> Challenge
Write the entries below out again exactly; any picture in them stays out.

# START OF Entries provided

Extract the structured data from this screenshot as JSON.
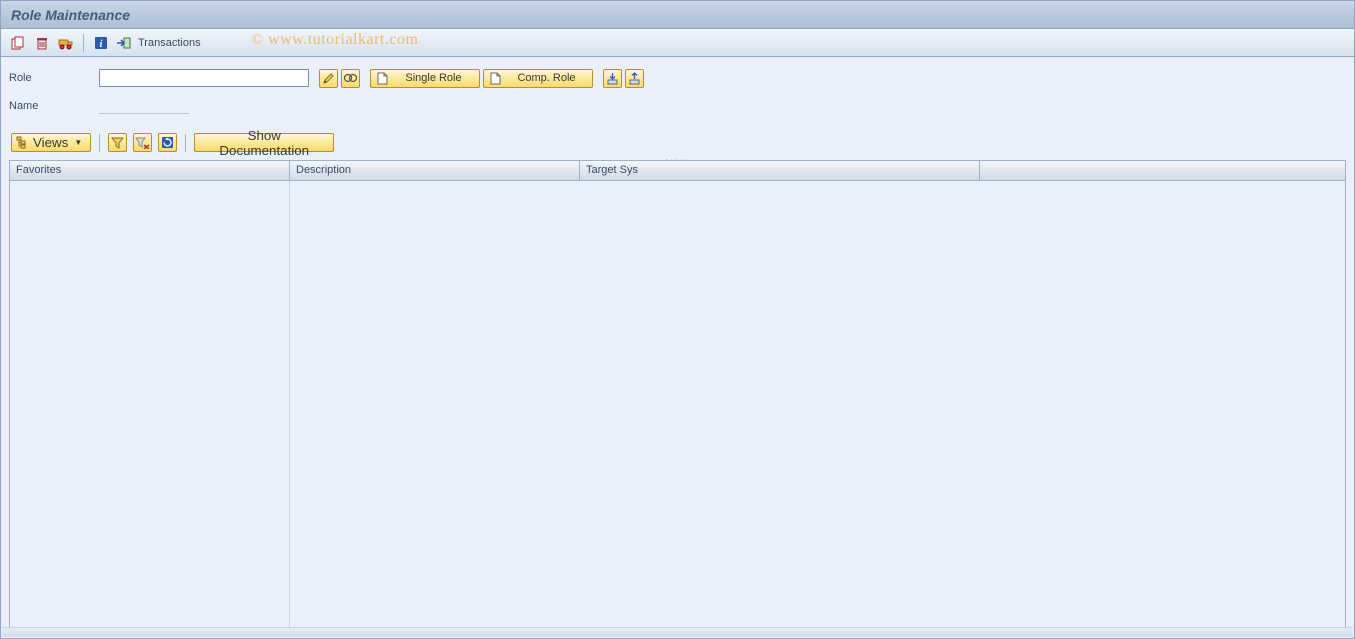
{
  "title": "Role Maintenance",
  "watermark": "© www.tutorialkart.com",
  "toolbar": {
    "transactions_label": "Transactions"
  },
  "form": {
    "role_label": "Role",
    "role_value": "",
    "name_label": "Name",
    "single_role_label": "Single Role",
    "comp_role_label": "Comp. Role"
  },
  "views_bar": {
    "views_label": "Views",
    "show_doc_label": "Show Documentation"
  },
  "grid": {
    "columns": {
      "favorites": "Favorites",
      "description": "Description",
      "target_sys": "Target Sys"
    },
    "rows": []
  }
}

# END OF Entries provided

> Exercise output
Extract the structured data from this screenshot as JSON.
{
  "title": "Role Maintenance",
  "watermark": "© www.tutorialkart.com",
  "toolbar": {
    "transactions_label": "Transactions"
  },
  "form": {
    "role_label": "Role",
    "role_value": "",
    "name_label": "Name",
    "single_role_label": "Single Role",
    "comp_role_label": "Comp. Role"
  },
  "views_bar": {
    "views_label": "Views",
    "show_doc_label": "Show Documentation"
  },
  "grid": {
    "columns": {
      "favorites": "Favorites",
      "description": "Description",
      "target_sys": "Target Sys"
    },
    "rows": []
  }
}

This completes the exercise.